DOCUMENT EXTRACT

■ ■ ■

Sunday, February 17

Facebooked

So I deactivated my Facebook account.

Yeah, whatevs, Isaac.

How many of us have pulled that move?

The classic, "Man, dude, I just spend way too much time on that Facebook, broh. I just think, man, that I just need a break. You know, man? It is time for me, yaknow?" But then three weeks later (or days, hours, etc.) after this noble deactivation, one comes to the sullen realization, "Man, dude, I just came to the sullen realization that this Facebook, man, is a gift. And it really is just a necessary tool to use if you are to survive in the social world. Amiright, bro?" And he would probably offer me a high five. 

And I would probably give him one.

But man, dude, bro.
This Facebook thing, man, is suffocating me. Amiright?
I don't know. Maybe I don't want to be defined by a small picture on the upper left hand corner of a blue and white screen, which tells the world exactly what I want them to think of me.

And I don't want to give the world a false opinion of me. Because I know the wall is just a representation of me, or an advanced me... An edited, rethought me on a wall for everyone to see. Look at me.

No, calm down, please. I am not insulting you, if that is what you are thinking, and I understand if you might be. I am only pointing out the problems in myself that I have been made aware of, and am now sharing with you. Perhaps other, better people do not use Facebook as an ego-fix. 

The higher the number of little red notifications, 
the higher, higher, higher it goes-- your own conceit. 
Self-validation after self-validation.

■ ■ ■

ENTRIES
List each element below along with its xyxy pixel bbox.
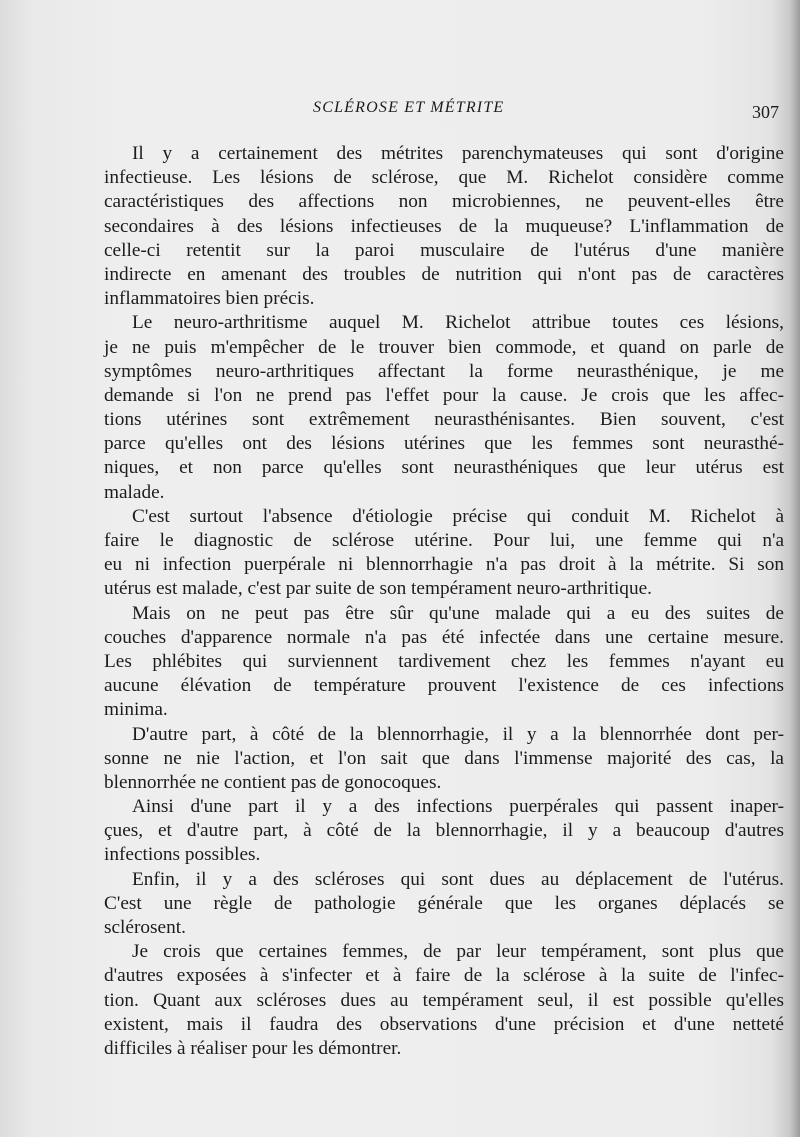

■ ■ ■

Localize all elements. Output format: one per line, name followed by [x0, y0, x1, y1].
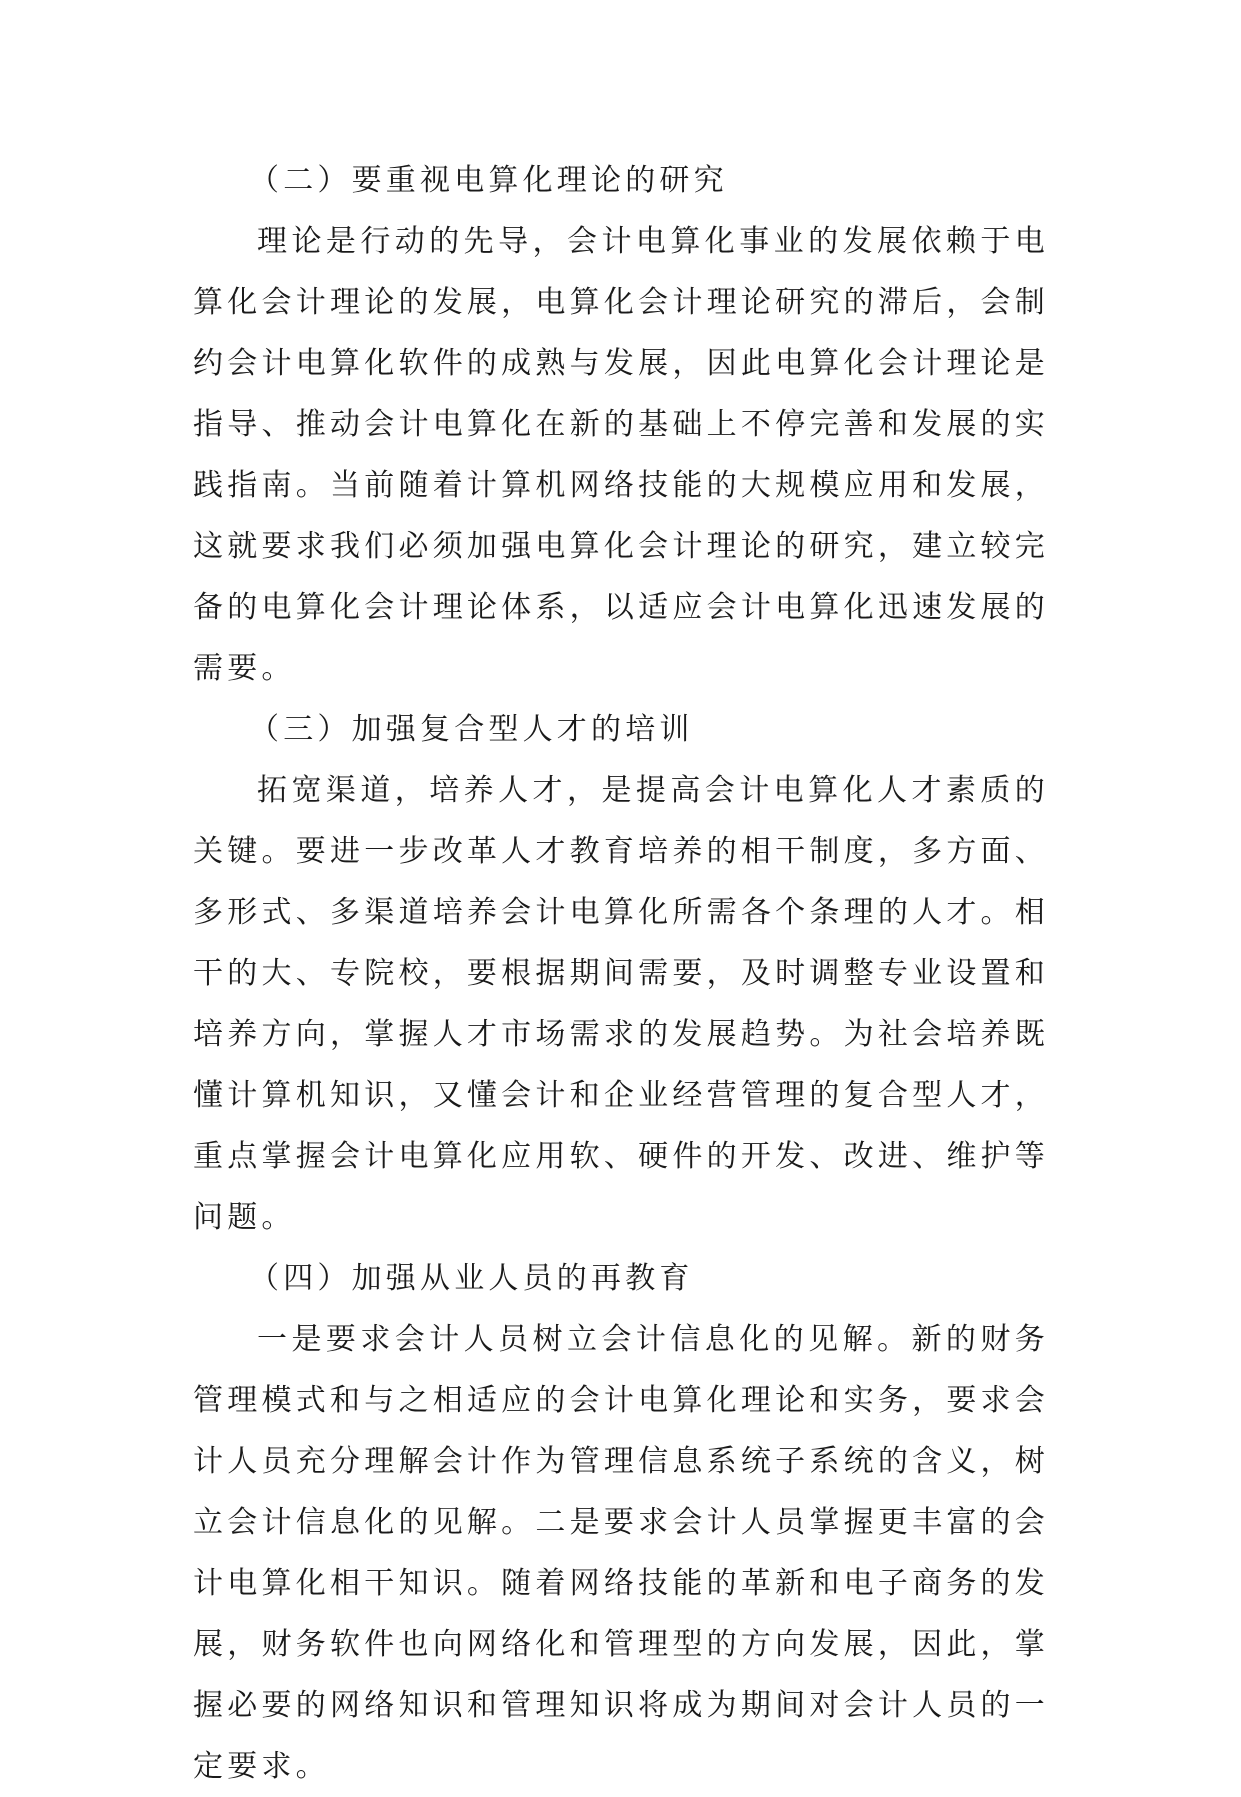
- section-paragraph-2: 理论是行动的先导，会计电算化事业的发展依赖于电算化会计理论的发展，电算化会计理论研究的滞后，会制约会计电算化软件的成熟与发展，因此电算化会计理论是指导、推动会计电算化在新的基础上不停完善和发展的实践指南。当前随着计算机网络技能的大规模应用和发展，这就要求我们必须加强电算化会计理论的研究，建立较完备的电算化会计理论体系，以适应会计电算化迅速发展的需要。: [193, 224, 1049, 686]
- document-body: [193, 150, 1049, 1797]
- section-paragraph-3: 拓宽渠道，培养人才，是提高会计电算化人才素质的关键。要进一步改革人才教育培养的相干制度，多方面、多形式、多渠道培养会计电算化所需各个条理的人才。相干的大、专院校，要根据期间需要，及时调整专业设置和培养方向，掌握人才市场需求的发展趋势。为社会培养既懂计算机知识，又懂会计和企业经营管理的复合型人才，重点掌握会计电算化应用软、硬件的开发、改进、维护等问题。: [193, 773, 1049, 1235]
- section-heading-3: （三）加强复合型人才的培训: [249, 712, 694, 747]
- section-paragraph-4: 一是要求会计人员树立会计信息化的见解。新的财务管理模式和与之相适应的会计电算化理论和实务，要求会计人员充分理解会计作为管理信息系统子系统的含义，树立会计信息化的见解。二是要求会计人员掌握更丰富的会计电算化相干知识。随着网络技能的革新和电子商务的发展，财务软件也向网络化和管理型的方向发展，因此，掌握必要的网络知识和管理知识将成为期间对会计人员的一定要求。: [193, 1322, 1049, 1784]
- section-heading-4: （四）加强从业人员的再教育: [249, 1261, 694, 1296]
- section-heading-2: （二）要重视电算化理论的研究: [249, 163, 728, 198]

■ ■ ■

TASK SET
1 - In the Facebook post, where on the screen does the small picture the writer doesn't want to be defined by appear?
2 - List every distinct slang word of address, such as "dude," that appears in the Facebook post. Count different spellings separately.
3 - Pick up the post about deactivating Facebook after its last sentence and carry it on.

ANSWERS BY TASK
1 - In the upper left hand corner of a blue and white screen.

2 - man, dude, broh, bro

3 -
Little red notifications.
The ego-fix of a bizarre generation.

I am not saying that at all. At least, I hope that most people are not as bad as me when it comes to Facebook.

And maybe I just need time. Time to not do anything at all. Pauses between when I am doing homework, or playing music, or sleeping, or eating, or whatever else I do in a normal day. I want to have time to simply feel where I am at, rather than use facebook as a time-filler, metaphorically "liking" things people say, or scrolling down a news feed of people, most of whom I barely know.

Maybe I need time to feel the house, my friends, my art. To feel them and experience them without the feeling that I'll have to document it all later on a metaphorical wall that is really nowhere and everywhere at the same time.

And I don't feel safe. Dude, have you read Brave New World?

So, I mean, there are a lot more reasons, and they're all probably just as boring as what I've already said.

The point is, I'm trying to do what I feel like I shouldn't. I'm trying to not use Facebook. 

The reason I feel like I shouldn't use Facebook is because I feel like it's too easy to use Facebook; yet it's too difficult to not use Facebook.

 When it comes down to it, it is the easiest thing in the world to have a facebook account. And it is among the hardest things in the world not to. I wonder if someone designed it this way. Are we being controlled, or monitored? Maybe these theories are too much. But is it enough to simply question?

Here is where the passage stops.